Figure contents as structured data
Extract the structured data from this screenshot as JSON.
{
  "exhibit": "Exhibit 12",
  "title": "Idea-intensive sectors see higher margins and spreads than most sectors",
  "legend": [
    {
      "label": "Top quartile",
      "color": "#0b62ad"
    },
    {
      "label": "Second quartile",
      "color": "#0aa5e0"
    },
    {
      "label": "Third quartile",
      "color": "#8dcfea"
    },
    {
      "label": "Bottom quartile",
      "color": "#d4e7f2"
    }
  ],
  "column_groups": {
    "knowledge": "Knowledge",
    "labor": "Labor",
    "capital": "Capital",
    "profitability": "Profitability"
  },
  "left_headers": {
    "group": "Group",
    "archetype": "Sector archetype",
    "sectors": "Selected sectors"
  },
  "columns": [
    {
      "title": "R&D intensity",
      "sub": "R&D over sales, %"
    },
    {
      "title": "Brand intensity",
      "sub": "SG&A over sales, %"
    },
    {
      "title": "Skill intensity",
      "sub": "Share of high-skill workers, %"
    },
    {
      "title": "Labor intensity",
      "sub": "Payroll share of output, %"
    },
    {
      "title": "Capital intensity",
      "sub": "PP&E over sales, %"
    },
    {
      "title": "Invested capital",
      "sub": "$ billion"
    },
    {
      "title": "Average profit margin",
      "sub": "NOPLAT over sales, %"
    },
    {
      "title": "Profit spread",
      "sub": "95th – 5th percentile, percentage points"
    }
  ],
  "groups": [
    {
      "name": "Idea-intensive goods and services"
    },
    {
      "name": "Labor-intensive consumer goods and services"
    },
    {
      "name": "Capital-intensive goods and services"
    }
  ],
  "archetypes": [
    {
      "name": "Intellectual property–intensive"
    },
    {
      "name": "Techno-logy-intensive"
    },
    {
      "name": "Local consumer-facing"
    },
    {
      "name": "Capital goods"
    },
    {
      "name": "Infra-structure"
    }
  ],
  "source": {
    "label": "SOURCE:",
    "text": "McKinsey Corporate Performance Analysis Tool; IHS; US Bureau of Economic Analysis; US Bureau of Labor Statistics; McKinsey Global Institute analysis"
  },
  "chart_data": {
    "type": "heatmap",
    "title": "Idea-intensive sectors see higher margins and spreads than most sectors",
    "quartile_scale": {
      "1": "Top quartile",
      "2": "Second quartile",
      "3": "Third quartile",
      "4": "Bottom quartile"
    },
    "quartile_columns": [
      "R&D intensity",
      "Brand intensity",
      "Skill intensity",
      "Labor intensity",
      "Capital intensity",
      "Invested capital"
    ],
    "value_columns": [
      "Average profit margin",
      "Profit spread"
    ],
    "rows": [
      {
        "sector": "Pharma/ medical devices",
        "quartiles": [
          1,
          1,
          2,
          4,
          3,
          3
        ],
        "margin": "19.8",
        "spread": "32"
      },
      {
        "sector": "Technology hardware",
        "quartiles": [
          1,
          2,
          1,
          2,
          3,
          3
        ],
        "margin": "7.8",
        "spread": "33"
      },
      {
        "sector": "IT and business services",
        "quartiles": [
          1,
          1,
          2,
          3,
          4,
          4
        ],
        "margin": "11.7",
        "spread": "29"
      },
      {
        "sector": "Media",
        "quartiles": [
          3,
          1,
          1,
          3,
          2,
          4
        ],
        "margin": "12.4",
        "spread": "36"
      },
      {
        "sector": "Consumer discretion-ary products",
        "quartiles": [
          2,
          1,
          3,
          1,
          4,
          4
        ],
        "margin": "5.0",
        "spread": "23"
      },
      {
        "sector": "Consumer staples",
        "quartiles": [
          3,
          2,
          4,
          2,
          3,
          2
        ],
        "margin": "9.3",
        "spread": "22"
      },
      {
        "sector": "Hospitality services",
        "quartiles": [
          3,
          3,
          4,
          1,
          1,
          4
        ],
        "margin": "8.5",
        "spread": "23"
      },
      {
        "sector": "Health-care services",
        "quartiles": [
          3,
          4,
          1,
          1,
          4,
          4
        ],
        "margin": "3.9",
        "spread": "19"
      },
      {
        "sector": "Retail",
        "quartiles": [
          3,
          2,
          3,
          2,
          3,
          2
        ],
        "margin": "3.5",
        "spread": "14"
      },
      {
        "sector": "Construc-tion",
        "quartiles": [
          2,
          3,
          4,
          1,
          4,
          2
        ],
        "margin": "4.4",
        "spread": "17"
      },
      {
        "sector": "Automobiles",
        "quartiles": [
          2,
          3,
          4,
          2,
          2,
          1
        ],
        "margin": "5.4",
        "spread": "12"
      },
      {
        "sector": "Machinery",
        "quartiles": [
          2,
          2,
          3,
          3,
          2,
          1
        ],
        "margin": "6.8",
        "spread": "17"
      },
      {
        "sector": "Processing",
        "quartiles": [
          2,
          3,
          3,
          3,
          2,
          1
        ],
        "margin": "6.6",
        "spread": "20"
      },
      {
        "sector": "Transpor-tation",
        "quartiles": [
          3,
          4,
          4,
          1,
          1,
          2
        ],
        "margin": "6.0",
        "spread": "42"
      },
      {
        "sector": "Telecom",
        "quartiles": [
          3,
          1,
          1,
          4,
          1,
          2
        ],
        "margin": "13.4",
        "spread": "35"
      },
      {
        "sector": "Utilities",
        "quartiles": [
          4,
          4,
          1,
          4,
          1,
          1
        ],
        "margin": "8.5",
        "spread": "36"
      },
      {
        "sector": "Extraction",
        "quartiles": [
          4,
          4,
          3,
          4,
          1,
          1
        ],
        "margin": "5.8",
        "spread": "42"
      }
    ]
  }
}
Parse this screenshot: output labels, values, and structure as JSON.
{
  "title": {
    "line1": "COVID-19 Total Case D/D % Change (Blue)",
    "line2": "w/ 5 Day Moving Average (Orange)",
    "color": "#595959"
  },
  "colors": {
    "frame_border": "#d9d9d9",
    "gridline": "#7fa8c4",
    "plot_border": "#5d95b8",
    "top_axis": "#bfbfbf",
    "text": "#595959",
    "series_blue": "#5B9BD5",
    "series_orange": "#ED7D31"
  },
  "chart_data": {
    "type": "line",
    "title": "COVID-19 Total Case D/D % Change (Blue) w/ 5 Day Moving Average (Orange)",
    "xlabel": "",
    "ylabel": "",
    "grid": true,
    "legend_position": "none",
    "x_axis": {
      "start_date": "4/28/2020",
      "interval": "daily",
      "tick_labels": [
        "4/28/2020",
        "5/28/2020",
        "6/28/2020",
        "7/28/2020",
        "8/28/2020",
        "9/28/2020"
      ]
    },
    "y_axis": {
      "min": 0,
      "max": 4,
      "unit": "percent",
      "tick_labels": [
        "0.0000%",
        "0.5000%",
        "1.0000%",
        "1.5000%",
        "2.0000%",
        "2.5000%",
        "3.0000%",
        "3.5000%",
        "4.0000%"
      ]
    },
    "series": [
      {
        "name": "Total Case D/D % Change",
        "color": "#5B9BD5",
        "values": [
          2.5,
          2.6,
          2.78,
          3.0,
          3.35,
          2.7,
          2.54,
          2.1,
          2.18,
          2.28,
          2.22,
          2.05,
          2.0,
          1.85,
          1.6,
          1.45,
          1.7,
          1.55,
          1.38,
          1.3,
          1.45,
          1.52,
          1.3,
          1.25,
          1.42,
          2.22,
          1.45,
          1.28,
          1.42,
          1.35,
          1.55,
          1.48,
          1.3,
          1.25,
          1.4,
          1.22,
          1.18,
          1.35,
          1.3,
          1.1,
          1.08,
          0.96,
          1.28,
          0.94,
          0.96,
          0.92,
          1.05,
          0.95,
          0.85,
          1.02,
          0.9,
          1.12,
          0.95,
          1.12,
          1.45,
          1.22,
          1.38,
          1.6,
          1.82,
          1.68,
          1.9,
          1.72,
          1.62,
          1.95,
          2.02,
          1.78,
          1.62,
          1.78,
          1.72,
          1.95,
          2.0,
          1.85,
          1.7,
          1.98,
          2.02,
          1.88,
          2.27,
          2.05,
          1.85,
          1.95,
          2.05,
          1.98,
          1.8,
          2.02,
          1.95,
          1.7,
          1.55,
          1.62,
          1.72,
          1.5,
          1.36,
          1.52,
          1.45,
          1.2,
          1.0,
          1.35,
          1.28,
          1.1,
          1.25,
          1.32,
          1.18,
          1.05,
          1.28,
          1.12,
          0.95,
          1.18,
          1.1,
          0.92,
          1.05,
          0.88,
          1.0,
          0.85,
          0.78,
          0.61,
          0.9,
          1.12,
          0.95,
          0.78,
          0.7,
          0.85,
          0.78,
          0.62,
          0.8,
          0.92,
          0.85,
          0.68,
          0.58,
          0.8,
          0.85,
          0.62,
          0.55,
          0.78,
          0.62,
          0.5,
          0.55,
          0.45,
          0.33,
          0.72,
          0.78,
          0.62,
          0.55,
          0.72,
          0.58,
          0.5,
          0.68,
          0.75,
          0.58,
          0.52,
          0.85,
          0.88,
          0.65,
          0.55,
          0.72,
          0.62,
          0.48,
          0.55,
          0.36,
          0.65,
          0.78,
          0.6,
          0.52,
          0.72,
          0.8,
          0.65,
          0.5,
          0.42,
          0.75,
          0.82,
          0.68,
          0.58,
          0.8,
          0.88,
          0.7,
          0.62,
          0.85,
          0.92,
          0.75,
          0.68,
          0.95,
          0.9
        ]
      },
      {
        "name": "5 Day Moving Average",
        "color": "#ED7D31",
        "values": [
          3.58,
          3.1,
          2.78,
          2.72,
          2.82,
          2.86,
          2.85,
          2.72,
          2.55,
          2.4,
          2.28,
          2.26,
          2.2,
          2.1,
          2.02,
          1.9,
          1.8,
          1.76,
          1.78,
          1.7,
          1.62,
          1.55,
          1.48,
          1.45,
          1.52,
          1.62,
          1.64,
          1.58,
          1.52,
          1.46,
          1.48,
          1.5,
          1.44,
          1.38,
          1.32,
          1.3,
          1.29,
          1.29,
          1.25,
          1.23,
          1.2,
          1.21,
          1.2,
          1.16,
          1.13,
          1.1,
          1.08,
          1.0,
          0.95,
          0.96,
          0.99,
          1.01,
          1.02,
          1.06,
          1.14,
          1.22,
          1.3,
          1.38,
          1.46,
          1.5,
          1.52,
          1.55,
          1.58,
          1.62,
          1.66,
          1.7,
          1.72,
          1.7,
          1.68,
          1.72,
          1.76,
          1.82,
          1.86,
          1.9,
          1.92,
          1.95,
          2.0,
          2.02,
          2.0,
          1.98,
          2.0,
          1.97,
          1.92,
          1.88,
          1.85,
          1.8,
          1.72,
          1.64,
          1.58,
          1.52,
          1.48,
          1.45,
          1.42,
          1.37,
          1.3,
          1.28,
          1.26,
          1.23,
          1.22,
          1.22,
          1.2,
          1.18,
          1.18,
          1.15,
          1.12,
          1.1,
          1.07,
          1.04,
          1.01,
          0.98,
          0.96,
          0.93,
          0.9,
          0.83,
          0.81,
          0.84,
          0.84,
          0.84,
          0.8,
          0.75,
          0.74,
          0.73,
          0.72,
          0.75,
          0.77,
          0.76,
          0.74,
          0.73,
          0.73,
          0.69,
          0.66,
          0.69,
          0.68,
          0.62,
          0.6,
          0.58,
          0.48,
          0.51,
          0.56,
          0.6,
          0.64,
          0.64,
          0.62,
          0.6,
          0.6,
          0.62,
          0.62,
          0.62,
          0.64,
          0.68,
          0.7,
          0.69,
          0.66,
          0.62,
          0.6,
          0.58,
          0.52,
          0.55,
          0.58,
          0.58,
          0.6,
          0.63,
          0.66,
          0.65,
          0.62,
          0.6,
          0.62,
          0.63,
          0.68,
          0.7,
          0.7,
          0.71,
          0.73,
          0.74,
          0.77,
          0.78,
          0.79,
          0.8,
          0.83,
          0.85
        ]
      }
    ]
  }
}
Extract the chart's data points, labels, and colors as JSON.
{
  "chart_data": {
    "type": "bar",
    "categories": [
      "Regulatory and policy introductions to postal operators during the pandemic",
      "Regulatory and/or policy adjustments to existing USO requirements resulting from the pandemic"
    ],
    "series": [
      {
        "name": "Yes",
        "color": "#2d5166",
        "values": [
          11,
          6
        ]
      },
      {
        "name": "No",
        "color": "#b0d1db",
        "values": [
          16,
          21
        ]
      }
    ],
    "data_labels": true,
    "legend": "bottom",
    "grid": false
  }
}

TASK TO COMPLETE » Count how many lines hold the string "intensity" and give that number alone.

OUTPUT OF THE EXERCISE » 10